| Stored entries |
========

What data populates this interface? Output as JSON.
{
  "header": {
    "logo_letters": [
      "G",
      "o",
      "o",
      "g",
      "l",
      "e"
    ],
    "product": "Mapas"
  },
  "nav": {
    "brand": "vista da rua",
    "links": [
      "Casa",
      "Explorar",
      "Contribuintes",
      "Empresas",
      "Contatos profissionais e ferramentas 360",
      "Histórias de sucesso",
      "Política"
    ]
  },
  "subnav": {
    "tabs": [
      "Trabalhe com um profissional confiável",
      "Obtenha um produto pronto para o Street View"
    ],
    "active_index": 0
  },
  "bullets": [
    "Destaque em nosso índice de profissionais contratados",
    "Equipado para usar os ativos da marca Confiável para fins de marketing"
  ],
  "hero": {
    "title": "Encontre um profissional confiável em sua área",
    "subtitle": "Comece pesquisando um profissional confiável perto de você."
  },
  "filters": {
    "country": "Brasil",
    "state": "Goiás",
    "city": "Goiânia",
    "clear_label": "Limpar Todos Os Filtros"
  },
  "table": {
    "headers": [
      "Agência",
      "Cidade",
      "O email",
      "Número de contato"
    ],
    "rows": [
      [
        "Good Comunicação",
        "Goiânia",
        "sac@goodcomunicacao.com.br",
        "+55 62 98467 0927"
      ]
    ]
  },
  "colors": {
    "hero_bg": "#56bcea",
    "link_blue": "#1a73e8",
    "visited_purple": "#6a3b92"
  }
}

========

| Task to complete |
Return all of the entries word for word.

| Written reply |
What data populates this interface? Output as JSON.
{
  "header": {
    "logo_letters": [
      "G",
      "o",
      "o",
      "g",
      "l",
      "e"
    ],
    "product": "Mapas"
  },
  "nav": {
    "brand": "vista da rua",
    "links": [
      "Casa",
      "Explorar",
      "Contribuintes",
      "Empresas",
      "Contatos profissionais e ferramentas 360",
      "Histórias de sucesso",
      "Política"
    ]
  },
  "subnav": {
    "tabs": [
      "Trabalhe com um profissional confiável",
      "Obtenha um produto pronto para o Street View"
    ],
    "active_index": 0
  },
  "bullets": [
    "Destaque em nosso índice de profissionais contratados",
    "Equipado para usar os ativos da marca Confiável para fins de marketing"
  ],
  "hero": {
    "title": "Encontre um profissional confiável em sua área",
    "subtitle": "Comece pesquisando um profissional confiável perto de você."
  },
  "filters": {
    "country": "Brasil",
    "state": "Goiás",
    "city": "Goiânia",
    "clear_label": "Limpar Todos Os Filtros"
  },
  "table": {
    "headers": [
      "Agência",
      "Cidade",
      "O email",
      "Número de contato"
    ],
    "rows": [
      [
        "Good Comunicação",
        "Goiânia",
        "sac@goodcomunicacao.com.br",
        "+55 62 98467 0927"
      ]
    ]
  },
  "colors": {
    "hero_bg": "#56bcea",
    "link_blue": "#1a73e8",
    "visited_purple": "#6a3b92"
  }
}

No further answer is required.